— Begin —

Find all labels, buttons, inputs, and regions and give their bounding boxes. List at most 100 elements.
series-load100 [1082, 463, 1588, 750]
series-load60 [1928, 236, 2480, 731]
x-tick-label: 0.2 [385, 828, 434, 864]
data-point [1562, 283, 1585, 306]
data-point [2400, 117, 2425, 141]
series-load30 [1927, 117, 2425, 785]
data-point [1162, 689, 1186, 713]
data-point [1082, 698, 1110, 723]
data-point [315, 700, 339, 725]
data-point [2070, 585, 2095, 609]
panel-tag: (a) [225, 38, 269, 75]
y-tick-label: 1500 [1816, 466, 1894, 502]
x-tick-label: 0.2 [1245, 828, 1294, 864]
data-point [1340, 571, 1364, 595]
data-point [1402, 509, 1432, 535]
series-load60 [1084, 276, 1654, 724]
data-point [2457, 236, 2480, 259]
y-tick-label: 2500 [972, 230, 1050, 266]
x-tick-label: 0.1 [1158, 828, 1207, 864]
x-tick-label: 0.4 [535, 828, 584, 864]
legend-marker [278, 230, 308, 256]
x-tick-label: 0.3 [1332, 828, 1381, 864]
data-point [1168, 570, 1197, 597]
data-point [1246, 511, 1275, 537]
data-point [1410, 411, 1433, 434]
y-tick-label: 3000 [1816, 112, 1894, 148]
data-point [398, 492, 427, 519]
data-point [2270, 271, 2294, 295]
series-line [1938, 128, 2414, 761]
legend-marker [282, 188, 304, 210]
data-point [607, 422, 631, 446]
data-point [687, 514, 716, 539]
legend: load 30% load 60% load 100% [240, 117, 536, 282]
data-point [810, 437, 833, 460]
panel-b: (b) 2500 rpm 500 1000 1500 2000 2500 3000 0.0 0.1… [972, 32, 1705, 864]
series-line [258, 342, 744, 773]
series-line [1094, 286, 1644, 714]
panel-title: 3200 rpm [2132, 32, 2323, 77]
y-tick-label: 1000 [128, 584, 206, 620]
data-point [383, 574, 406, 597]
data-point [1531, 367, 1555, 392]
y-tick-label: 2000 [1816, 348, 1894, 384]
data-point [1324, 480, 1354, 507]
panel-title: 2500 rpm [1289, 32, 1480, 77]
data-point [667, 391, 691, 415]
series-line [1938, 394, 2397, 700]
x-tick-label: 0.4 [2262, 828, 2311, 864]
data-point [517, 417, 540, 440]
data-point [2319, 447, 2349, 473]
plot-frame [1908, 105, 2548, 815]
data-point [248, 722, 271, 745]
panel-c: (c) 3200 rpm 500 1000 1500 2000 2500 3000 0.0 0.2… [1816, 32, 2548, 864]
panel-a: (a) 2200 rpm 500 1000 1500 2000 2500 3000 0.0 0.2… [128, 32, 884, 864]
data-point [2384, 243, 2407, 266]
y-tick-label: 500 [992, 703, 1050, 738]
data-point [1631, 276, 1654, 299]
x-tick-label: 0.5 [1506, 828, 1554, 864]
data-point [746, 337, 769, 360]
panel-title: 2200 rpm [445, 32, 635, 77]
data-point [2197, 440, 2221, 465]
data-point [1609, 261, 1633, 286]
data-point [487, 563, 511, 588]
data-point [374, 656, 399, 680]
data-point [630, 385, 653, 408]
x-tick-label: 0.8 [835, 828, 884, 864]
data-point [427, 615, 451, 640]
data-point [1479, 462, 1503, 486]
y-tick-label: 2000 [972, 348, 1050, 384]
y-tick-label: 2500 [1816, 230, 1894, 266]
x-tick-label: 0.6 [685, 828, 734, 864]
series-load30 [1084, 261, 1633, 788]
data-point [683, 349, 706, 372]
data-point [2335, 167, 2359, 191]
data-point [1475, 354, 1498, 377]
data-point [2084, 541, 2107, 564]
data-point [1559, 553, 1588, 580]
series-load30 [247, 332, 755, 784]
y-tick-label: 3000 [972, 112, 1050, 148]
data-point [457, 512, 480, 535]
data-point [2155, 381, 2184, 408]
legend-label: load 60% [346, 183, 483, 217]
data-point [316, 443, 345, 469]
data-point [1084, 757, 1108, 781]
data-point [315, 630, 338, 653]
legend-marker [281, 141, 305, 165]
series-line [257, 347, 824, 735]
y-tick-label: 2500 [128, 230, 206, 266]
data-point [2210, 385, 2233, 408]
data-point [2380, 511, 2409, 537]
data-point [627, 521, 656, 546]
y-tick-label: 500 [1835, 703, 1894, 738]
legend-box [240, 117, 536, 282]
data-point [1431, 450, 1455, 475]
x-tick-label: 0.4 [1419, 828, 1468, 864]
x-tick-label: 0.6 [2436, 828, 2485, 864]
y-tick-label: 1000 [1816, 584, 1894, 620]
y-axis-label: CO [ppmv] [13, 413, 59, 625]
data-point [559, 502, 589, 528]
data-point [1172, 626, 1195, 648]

— End —

Please give the records above as a numbered list, with blank lines left out.

1. Find all labels, buttons, inputs, and regions and give their bounding boxes. List at most 100 elements.
2. series-load100 [1082, 463, 1588, 750]
3. series-load60 [1928, 236, 2480, 731]
4. x-tick-label: 0.2 [385, 828, 434, 864]
5. data-point [1562, 283, 1585, 306]
6. data-point [2400, 117, 2425, 141]
7. series-load30 [1927, 117, 2425, 785]
8. data-point [1162, 689, 1186, 713]
9. data-point [1082, 698, 1110, 723]
10. data-point [315, 700, 339, 725]
11. data-point [2070, 585, 2095, 609]
12. panel-tag: (a) [225, 38, 269, 75]
13. y-tick-label: 1500 [1816, 466, 1894, 502]
14. x-tick-label: 0.2 [1245, 828, 1294, 864]
15. data-point [1340, 571, 1364, 595]
16. data-point [1402, 509, 1432, 535]
17. series-load60 [1084, 276, 1654, 724]
18. data-point [2457, 236, 2480, 259]
19. y-tick-label: 2500 [972, 230, 1050, 266]
20. x-tick-label: 0.1 [1158, 828, 1207, 864]
21. x-tick-label: 0.4 [535, 828, 584, 864]
22. legend-marker [278, 230, 308, 256]
23. x-tick-label: 0.3 [1332, 828, 1381, 864]
24. data-point [1168, 570, 1197, 597]
25. data-point [1246, 511, 1275, 537]
26. data-point [1410, 411, 1433, 434]
27. y-tick-label: 3000 [1816, 112, 1894, 148]
28. data-point [398, 492, 427, 519]
29. data-point [2270, 271, 2294, 295]
30. series-line [1938, 128, 2414, 761]
31. legend-marker [282, 188, 304, 210]
32. data-point [607, 422, 631, 446]
33. data-point [687, 514, 716, 539]
34. legend: load 30% load 60% load 100% [240, 117, 536, 282]
35. data-point [810, 437, 833, 460]
36. panel-b: (b) 2500 rpm 500 1000 1500 2000 2500 3000 0.0 0.1… [972, 32, 1705, 864]
37. series-line [258, 342, 744, 773]
38. series-line [1094, 286, 1644, 714]
39. panel-title: 3200 rpm [2132, 32, 2323, 77]
40. y-tick-label: 1000 [128, 584, 206, 620]
41. data-point [383, 574, 406, 597]
42. data-point [1531, 367, 1555, 392]
43. y-tick-label: 2000 [1816, 348, 1894, 384]
44. data-point [1324, 480, 1354, 507]
45. panel-title: 2500 rpm [1289, 32, 1480, 77]
46. data-point [667, 391, 691, 415]
47. series-line [1938, 394, 2397, 700]
48. x-tick-label: 0.4 [2262, 828, 2311, 864]
49. data-point [517, 417, 540, 440]
50. data-point [2319, 447, 2349, 473]
51. plot-frame [1908, 105, 2548, 815]
52. data-point [248, 722, 271, 745]
53. panel-c: (c) 3200 rpm 500 1000 1500 2000 2500 3000 0.0 0.2… [1816, 32, 2548, 864]
54. panel-a: (a) 2200 rpm 500 1000 1500 2000 2500 3000 0.0 0.2… [128, 32, 884, 864]
55. data-point [2384, 243, 2407, 266]
56. y-tick-label: 500 [992, 703, 1050, 738]
57. data-point [1631, 276, 1654, 299]
58. x-tick-label: 0.5 [1506, 828, 1554, 864]
59. data-point [746, 337, 769, 360]
60. panel-title: 2200 rpm [445, 32, 635, 77]
61. data-point [2197, 440, 2221, 465]
62. data-point [1609, 261, 1633, 286]
63. data-point [487, 563, 511, 588]
64. data-point [374, 656, 399, 680]
65. data-point [630, 385, 653, 408]
66. x-tick-label: 0.8 [835, 828, 884, 864]
67. data-point [427, 615, 451, 640]
68. data-point [1479, 462, 1503, 486]
69. y-tick-label: 2000 [972, 348, 1050, 384]
70. y-tick-label: 2500 [1816, 230, 1894, 266]
71. x-tick-label: 0.6 [685, 828, 734, 864]
72. series-load30 [1084, 261, 1633, 788]
73. data-point [683, 349, 706, 372]
74. data-point [2335, 167, 2359, 191]
75. data-point [1475, 354, 1498, 377]
76. data-point [2084, 541, 2107, 564]
77. data-point [1559, 553, 1588, 580]
78. series-load30 [247, 332, 755, 784]
79. y-tick-label: 3000 [972, 112, 1050, 148]
80. data-point [457, 512, 480, 535]
81. data-point [2155, 381, 2184, 408]
82. legend-label: load 60% [346, 183, 483, 217]
83. data-point [316, 443, 345, 469]
84. data-point [1084, 757, 1108, 781]
85. data-point [315, 630, 338, 653]
86. legend-marker [281, 141, 305, 165]
87. series-line [257, 347, 824, 735]
88. y-tick-label: 2500 [128, 230, 206, 266]
89. data-point [2210, 385, 2233, 408]
90. data-point [2380, 511, 2409, 537]
91. data-point [627, 521, 656, 546]
92. y-tick-label: 500 [1835, 703, 1894, 738]
93. legend-box [240, 117, 536, 282]
94. data-point [1431, 450, 1455, 475]
95. x-tick-label: 0.4 [1419, 828, 1468, 864]
96. x-tick-label: 0.6 [2436, 828, 2485, 864]
97. y-tick-label: 1000 [1816, 584, 1894, 620]
98. y-axis-label: CO [ppmv] [13, 413, 59, 625]
99. data-point [559, 502, 589, 528]
100. data-point [1172, 626, 1195, 648]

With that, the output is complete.